### DATA ROWS
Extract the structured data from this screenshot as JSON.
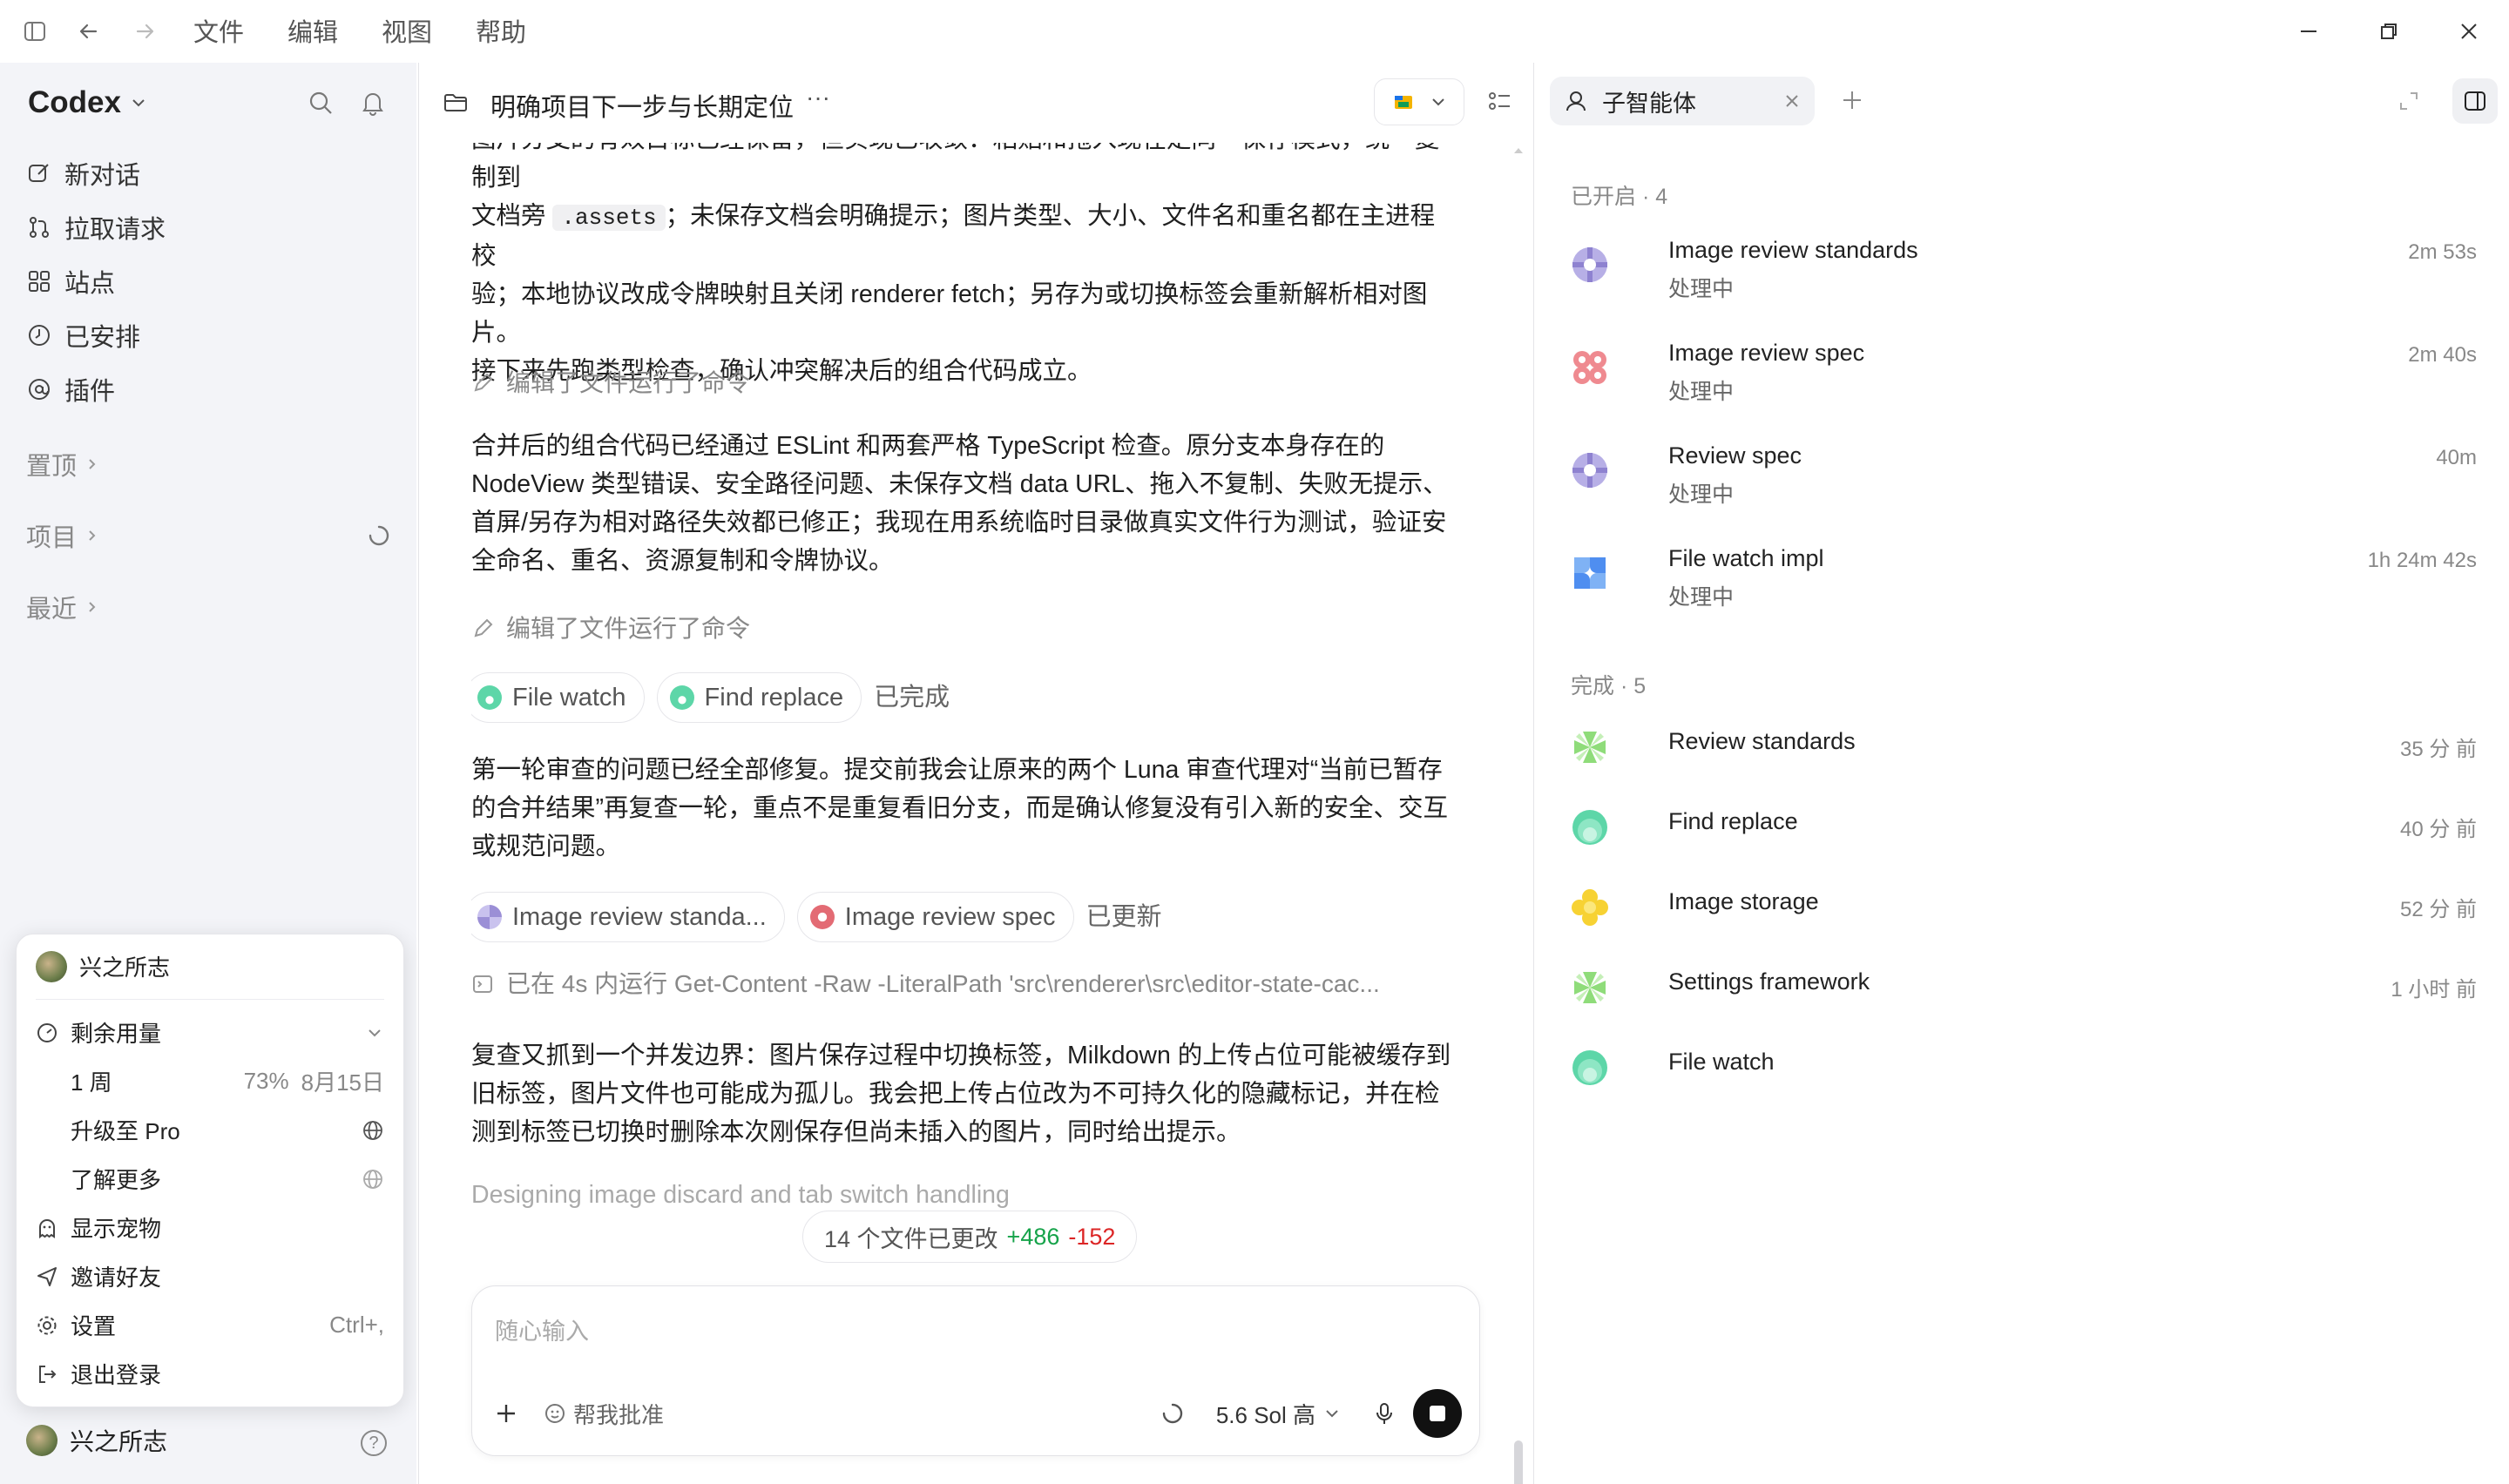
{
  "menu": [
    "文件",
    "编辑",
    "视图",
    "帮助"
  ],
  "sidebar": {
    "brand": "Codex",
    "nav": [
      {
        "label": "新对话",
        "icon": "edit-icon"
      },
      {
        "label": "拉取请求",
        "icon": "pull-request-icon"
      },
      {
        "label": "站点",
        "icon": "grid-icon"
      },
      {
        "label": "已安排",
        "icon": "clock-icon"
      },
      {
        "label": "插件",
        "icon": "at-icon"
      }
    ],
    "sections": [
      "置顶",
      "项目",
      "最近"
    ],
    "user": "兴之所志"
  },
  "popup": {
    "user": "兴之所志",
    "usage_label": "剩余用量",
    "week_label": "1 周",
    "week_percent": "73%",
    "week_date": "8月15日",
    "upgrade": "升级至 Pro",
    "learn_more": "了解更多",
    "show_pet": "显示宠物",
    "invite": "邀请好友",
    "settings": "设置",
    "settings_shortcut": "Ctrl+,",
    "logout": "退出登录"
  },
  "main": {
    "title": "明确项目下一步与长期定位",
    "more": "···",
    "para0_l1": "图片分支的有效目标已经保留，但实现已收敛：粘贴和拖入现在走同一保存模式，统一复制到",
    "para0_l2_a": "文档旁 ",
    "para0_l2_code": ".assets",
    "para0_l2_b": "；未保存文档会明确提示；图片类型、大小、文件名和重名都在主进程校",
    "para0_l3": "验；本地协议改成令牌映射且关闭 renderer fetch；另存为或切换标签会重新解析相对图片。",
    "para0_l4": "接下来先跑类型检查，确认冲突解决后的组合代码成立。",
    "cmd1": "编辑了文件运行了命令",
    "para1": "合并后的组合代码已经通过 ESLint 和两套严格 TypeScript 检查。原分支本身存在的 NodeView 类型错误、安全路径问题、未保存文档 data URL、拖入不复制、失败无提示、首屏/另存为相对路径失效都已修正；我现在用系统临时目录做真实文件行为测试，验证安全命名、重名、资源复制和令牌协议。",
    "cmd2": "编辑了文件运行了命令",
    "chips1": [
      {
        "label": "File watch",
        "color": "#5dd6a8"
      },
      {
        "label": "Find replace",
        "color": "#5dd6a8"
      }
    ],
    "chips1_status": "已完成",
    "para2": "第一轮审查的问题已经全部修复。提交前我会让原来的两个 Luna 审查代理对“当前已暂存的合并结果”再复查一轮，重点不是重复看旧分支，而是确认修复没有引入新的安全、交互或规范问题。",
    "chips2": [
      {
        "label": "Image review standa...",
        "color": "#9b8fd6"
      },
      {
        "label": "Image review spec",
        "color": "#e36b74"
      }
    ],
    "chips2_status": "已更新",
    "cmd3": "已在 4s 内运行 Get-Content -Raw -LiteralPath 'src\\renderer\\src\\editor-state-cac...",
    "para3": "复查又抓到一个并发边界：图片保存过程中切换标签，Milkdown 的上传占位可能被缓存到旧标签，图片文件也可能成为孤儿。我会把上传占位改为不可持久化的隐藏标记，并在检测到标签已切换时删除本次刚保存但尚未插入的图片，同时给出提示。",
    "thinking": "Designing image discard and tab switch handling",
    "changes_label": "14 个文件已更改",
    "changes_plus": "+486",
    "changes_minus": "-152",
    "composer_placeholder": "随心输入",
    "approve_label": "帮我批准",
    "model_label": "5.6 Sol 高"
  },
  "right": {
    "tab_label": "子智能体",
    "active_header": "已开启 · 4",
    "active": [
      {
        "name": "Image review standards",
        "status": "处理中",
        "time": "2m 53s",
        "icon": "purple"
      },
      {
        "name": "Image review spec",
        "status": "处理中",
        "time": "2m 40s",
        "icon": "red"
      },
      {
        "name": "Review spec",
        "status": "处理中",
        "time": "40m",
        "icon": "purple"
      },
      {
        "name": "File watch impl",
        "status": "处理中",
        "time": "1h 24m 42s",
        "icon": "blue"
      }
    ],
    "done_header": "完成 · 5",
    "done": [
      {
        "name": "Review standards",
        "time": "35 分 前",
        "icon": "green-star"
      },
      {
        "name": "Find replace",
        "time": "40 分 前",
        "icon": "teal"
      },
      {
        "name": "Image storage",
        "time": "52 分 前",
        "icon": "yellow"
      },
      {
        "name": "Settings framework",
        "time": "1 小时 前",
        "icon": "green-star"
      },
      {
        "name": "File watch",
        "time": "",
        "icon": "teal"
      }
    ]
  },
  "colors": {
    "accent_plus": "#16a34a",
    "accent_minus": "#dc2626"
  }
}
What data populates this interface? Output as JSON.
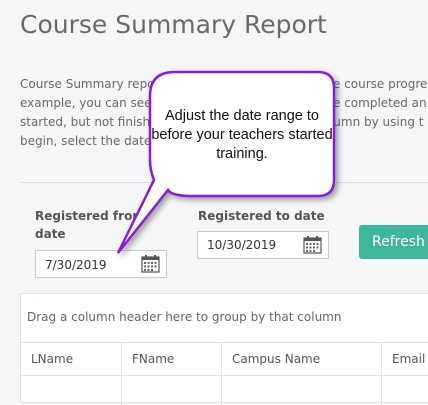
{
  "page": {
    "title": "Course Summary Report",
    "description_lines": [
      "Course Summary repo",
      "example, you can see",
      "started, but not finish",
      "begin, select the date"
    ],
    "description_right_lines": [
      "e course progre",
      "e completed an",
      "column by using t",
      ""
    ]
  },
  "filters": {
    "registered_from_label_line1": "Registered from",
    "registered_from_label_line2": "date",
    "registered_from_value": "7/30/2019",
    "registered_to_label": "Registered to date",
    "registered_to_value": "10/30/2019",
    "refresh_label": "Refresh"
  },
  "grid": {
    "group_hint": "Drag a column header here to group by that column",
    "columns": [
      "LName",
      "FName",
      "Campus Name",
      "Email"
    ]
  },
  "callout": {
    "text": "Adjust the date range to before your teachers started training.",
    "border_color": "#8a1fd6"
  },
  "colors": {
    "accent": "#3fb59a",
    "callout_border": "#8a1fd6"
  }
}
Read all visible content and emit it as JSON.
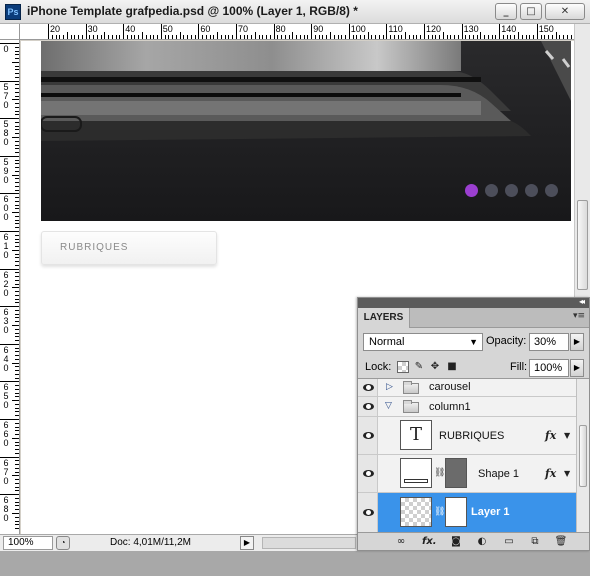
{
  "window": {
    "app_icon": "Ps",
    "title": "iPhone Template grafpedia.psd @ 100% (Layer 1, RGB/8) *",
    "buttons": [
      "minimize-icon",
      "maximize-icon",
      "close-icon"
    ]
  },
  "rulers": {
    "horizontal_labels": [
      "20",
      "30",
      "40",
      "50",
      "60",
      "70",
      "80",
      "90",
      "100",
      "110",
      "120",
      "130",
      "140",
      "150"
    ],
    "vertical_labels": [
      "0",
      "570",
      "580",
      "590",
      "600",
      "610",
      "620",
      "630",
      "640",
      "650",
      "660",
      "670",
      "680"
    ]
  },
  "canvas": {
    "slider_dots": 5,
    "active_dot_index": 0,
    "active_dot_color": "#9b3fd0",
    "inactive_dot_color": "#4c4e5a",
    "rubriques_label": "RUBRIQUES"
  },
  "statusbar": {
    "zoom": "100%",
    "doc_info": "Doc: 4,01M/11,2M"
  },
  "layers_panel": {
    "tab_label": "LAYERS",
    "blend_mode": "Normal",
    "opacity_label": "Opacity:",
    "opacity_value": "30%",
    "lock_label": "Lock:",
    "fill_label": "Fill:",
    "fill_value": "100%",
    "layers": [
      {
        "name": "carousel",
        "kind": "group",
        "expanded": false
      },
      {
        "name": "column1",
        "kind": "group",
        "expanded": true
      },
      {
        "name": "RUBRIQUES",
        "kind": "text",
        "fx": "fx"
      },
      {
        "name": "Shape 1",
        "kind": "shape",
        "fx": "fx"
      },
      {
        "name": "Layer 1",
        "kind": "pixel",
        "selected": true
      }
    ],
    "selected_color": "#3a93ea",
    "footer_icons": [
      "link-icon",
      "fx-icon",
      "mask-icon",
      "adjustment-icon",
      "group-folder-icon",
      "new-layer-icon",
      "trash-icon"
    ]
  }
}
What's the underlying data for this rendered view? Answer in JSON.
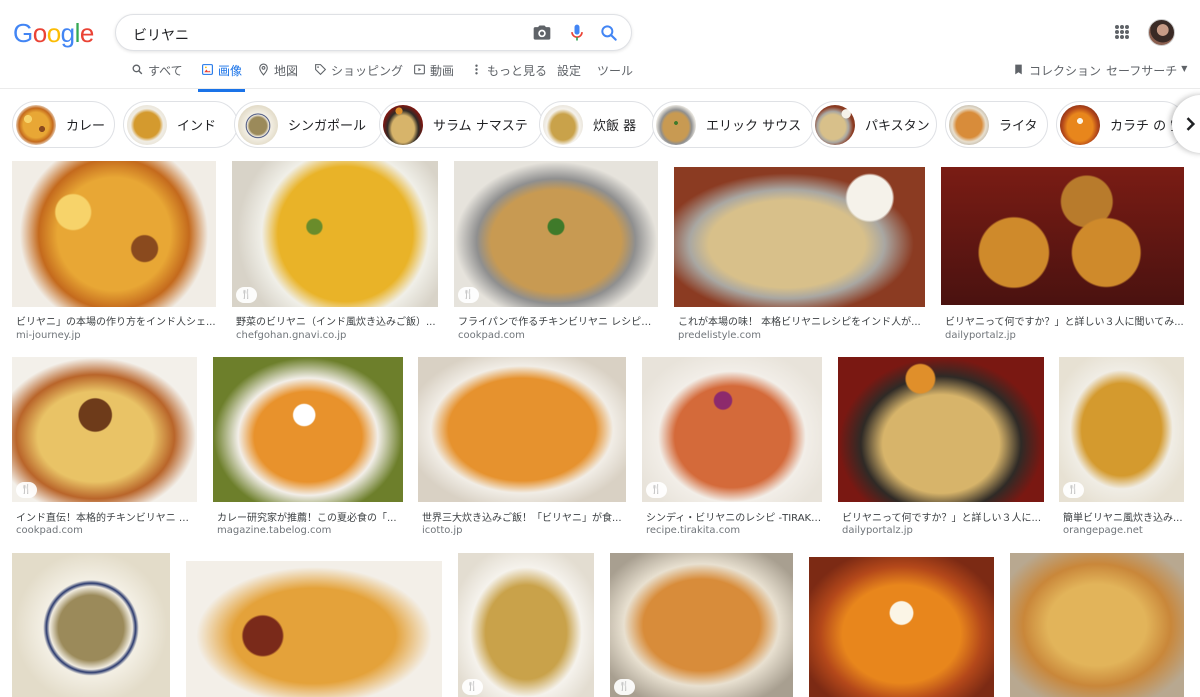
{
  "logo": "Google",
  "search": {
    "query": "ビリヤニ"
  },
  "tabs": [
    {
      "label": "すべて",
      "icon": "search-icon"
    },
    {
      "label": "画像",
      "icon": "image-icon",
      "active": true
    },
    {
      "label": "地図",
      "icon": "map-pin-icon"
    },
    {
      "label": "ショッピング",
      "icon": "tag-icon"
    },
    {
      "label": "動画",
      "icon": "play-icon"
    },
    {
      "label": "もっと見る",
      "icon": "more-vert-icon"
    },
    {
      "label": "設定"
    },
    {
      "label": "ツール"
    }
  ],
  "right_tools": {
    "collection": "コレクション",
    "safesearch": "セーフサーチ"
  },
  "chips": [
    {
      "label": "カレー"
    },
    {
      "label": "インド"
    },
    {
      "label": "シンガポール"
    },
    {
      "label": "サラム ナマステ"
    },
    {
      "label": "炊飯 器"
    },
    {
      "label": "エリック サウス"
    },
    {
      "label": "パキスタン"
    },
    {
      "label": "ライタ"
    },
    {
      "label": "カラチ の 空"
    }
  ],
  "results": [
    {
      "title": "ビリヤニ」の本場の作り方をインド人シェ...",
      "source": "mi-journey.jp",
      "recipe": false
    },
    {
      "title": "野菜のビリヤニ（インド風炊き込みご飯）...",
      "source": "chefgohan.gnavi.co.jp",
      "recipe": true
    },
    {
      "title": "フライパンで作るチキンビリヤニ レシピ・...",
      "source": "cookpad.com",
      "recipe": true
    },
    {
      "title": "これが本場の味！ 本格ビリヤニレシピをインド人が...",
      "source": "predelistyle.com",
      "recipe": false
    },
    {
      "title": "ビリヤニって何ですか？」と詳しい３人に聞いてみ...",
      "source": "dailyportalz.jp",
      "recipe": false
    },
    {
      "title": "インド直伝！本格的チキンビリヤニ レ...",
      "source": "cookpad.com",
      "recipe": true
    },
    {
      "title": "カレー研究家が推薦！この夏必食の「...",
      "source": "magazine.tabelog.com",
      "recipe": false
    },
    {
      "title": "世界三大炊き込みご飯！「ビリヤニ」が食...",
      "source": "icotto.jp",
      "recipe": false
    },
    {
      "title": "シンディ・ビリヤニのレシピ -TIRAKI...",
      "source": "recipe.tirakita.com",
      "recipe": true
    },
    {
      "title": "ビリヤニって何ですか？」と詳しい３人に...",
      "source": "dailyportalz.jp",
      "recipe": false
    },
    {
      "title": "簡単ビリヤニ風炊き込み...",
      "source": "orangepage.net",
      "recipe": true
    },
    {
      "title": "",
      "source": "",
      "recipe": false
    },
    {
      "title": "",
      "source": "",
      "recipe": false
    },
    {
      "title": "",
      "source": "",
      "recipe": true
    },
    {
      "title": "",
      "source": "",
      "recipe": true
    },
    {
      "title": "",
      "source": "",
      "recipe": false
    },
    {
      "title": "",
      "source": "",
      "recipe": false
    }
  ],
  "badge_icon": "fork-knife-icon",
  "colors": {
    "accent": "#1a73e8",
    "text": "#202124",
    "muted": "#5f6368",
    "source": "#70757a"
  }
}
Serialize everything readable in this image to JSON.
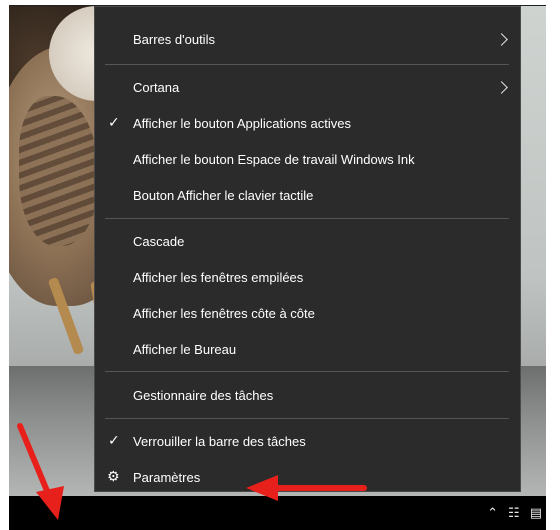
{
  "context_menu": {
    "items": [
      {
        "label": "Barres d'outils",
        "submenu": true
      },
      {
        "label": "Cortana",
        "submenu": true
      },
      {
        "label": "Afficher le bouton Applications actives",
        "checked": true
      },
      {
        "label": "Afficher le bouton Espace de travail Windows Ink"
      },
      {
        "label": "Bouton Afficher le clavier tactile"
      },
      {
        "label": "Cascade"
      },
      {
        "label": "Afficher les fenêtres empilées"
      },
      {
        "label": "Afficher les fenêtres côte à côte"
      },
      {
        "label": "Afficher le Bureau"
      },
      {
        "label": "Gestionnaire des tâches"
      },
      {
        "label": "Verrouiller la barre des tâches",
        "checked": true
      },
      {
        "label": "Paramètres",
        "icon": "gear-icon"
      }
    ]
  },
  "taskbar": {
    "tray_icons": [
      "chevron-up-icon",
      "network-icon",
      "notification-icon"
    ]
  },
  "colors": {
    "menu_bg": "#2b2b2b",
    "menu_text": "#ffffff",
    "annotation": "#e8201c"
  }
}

### SET PROBLEM
From the entries above, extract every line where the word "replace" appears.

### EXERCISE RESULT
        "label": "Find replace",
        "name": "Find replace",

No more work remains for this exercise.